=== INPUT ===

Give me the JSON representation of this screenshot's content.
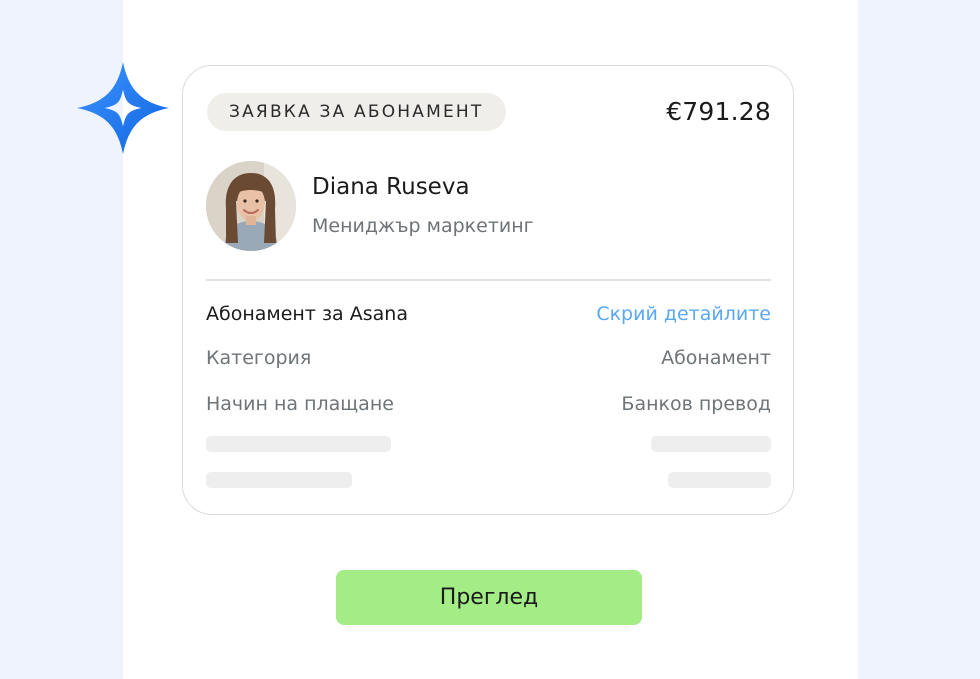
{
  "card": {
    "badge": "ЗАЯВКА ЗА АБОНАМЕНТ",
    "amount": "€791.28",
    "user": {
      "name": "Diana Ruseva",
      "role": "Мениджър маркетинг"
    },
    "details": {
      "title": "Абонамент за Asana",
      "toggle_label": "Скрий детайлите",
      "rows": [
        {
          "label": "Категория",
          "value": "Абонамент"
        },
        {
          "label": "Начин на плащане",
          "value": "Банков превод"
        }
      ]
    }
  },
  "actions": {
    "review_label": "Преглед"
  },
  "colors": {
    "background": "#eef3fd",
    "accent_blue": "#1f7bf0",
    "link": "#5aa8f2",
    "button": "#a3ec86"
  },
  "icons": {
    "logo": "sparkle-icon",
    "avatar": "user-photo"
  }
}
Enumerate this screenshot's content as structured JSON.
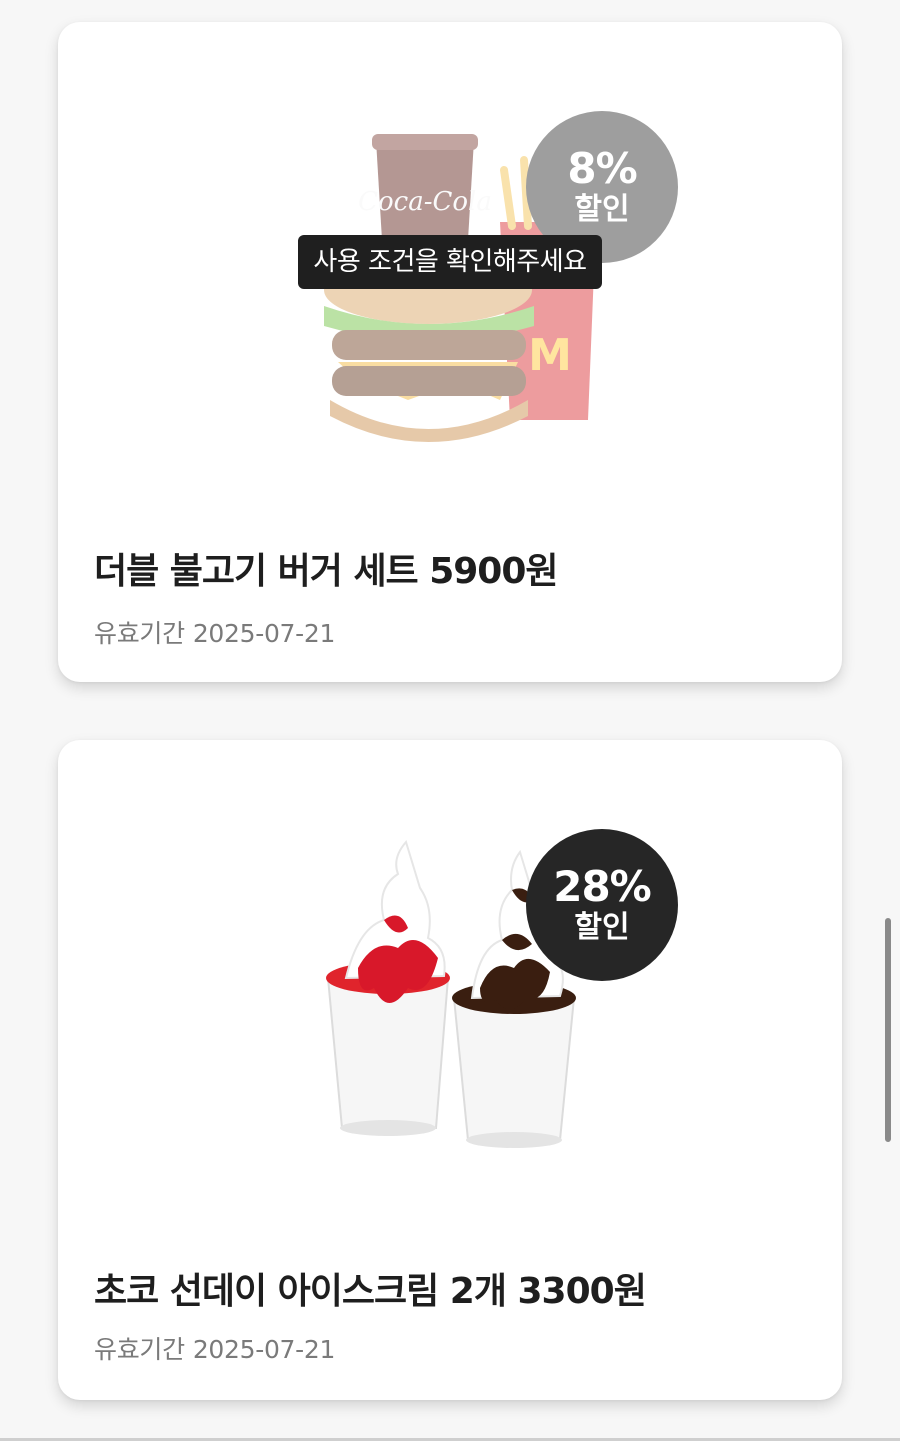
{
  "coupons": [
    {
      "discount_percent": "8%",
      "discount_label": "할인",
      "tooltip": "사용 조건을 확인해주세요",
      "title": "더블 불고기 버거 세트 5900원",
      "validity_label": "유효기간",
      "validity_date": "2025-07-21",
      "image_icon": "burger-set-image",
      "badge_color": "#9e9e9e",
      "disabled": true
    },
    {
      "discount_percent": "28%",
      "discount_label": "할인",
      "title": "초코 선데이 아이스크림 2개 3300원",
      "validity_label": "유효기간",
      "validity_date": "2025-07-21",
      "image_icon": "sundae-image",
      "badge_color": "#262626",
      "disabled": false
    }
  ]
}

===

TASK INSTRUCTIONS.
Return each line of the data, keeping its wording exact and omitting pictures.

RESPONSE BELOW.
Give me the JSON representation of this screenshot's content.
{
  "card": {
    "badge": "ЗАЯВКА ЗА АБОНАМЕНТ",
    "amount": "€791.28",
    "user": {
      "name": "Diana Ruseva",
      "role": "Мениджър маркетинг"
    },
    "details": {
      "title": "Абонамент за Asana",
      "toggle_label": "Скрий детайлите",
      "rows": [
        {
          "label": "Категория",
          "value": "Абонамент"
        },
        {
          "label": "Начин на плащане",
          "value": "Банков превод"
        }
      ]
    }
  },
  "actions": {
    "review_label": "Преглед"
  },
  "colors": {
    "background": "#eef3fd",
    "accent_blue": "#1f7bf0",
    "link": "#5aa8f2",
    "button": "#a3ec86"
  },
  "icons": {
    "logo": "sparkle-icon",
    "avatar": "user-photo"
  }
}
Enumerate this screenshot's content as structured JSON.
{
  "coupons": [
    {
      "discount_percent": "8%",
      "discount_label": "할인",
      "tooltip": "사용 조건을 확인해주세요",
      "title": "더블 불고기 버거 세트 5900원",
      "validity_label": "유효기간",
      "validity_date": "2025-07-21",
      "image_icon": "burger-set-image",
      "badge_color": "#9e9e9e",
      "disabled": true
    },
    {
      "discount_percent": "28%",
      "discount_label": "할인",
      "title": "초코 선데이 아이스크림 2개 3300원",
      "validity_label": "유효기간",
      "validity_date": "2025-07-21",
      "image_icon": "sundae-image",
      "badge_color": "#262626",
      "disabled": false
    }
  ]
}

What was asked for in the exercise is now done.